DESCRIPTION OF THE TASK: Please carry on the Karl Carver cricket profile, starting after its final sentence.

EXCERPTED PASSAGE:
***
Personal information
- Born: 26 March 1996 (age 30) Thirsk, North Yorkshire, England
- Batting: Left-handed
- Bowling: Slow left-arm orthodox
- Role: Bowler

Domestic team information
- 2014–2019: Yorkshire (squad no. 29)
- 2021: Warwickshire
- FC debut: 22 June 2014 Yorkshire v Warwickshire
- LA debut: 29 July 2015 Yorkshire v Surrey

Career statistics
| Competition | FC | LA | T20 |
| Matches | 8 | 20 | 10 |
| Runs scored | 108 | 70 | 2 |
| Batting average | 15.42 | 70.00 | 2.00 |
| 100s/50s | 0/0 | 0/0 | 0/0 |
| Top score | 20 | 35* | 2 |
| Balls bowled | 946 | 726 | 132 |
| Wickets | 18 | 19 | 8 |
| Bowling average | 30.16 | 33.84 | 26.00 |
| 5 wickets in innings | 0 | 0 | 0 |
| 10 wickets in match | 0 | 0 | 0 |
| Best bowling | 4/106 | 3/5 | 3/40 |
| Catches/stumpings | 4/– | 2/– | 5/– |
- Source: CricketArchive, 28 August 2021

= Karl Carver =

English cricketer

Karl Carver (born 26 March 1996) is an English first-class cricketer. A left-handed batsman and slow left arm orthodox bowler, Carver was previously contracted to Yorkshire County Cricket Club, for whom he played his debut first-class match in 2014. In July 2021, Carver signed with Warwickshire to play for the side for three weeks during the 2021 Royal London One-Day Cup.
***
EXERCISE DATA:
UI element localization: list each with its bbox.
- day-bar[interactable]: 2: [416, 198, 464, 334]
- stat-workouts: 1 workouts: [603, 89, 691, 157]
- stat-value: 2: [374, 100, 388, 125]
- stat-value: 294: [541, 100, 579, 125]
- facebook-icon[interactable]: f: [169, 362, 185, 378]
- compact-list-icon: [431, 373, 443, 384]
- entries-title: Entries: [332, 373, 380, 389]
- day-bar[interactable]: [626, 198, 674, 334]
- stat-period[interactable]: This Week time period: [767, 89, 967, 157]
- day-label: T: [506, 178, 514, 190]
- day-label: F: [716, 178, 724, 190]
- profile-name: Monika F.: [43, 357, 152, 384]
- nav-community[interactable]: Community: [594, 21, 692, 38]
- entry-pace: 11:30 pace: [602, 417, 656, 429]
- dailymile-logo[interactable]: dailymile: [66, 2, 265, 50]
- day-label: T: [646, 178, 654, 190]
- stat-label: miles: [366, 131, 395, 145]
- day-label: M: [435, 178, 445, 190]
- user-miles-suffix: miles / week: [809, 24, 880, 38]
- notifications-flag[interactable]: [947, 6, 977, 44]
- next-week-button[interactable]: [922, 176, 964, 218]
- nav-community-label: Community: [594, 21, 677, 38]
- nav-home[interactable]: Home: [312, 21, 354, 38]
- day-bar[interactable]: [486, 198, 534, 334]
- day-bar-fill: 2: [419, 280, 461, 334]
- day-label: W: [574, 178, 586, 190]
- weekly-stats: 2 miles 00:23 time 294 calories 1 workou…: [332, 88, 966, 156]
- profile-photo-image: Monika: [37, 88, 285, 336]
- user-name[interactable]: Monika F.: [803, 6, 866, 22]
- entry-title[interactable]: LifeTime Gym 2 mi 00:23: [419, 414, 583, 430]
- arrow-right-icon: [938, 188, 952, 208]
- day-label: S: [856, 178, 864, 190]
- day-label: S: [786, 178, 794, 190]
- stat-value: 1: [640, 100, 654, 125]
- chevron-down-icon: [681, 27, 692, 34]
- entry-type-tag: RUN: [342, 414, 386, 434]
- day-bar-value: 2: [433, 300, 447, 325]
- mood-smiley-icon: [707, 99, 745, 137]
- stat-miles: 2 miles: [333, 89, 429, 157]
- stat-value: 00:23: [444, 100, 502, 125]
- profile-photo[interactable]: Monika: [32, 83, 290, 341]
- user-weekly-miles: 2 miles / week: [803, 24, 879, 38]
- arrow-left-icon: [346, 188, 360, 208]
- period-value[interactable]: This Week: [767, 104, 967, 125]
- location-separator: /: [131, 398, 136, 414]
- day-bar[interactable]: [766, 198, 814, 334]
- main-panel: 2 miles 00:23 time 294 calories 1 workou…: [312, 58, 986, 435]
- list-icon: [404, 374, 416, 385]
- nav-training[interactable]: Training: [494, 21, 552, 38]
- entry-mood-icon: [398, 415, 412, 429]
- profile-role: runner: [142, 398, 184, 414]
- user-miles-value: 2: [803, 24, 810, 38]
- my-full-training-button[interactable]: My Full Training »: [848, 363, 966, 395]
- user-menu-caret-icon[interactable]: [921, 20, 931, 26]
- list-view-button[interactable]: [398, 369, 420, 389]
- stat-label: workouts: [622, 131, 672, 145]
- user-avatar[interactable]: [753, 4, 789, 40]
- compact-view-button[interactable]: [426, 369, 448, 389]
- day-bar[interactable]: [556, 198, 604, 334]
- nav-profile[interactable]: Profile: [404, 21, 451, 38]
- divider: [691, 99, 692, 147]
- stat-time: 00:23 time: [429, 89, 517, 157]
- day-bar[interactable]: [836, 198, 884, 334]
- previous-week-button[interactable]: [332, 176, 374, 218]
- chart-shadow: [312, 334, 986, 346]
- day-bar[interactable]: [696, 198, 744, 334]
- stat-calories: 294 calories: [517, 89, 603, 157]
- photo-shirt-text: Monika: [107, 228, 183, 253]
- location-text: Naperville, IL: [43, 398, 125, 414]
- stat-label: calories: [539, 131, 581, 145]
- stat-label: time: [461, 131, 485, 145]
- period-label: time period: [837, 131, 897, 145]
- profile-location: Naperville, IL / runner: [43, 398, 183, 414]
***
RESULT FOR THIS EXERCISE:
==Biography==
Carver had been with Yorkshire since 2009, starting at under 14 level. He went on to play for the Yorkshire Academy in the Yorkshire ECB County Premier League, and the Yorkshire Second XI, the England Under-19 cricket team, as well as appearing in his debut first-class match for Yorkshire. This was against Warwickshire in June 2014.

Carver had only played two County Championship matches by the end of 2015. However, that was sufficient to earn him two Championship-winning medals, as he played a bit-part role in both of Yorkshire's triumphs in 2014 and 2015.

On 23 July 2017, Carver conceded 6 sixes in a single over delivered to Ross Whiteley, which also contained a wide. He left Yorkshire CCC at the end of the 2019 season.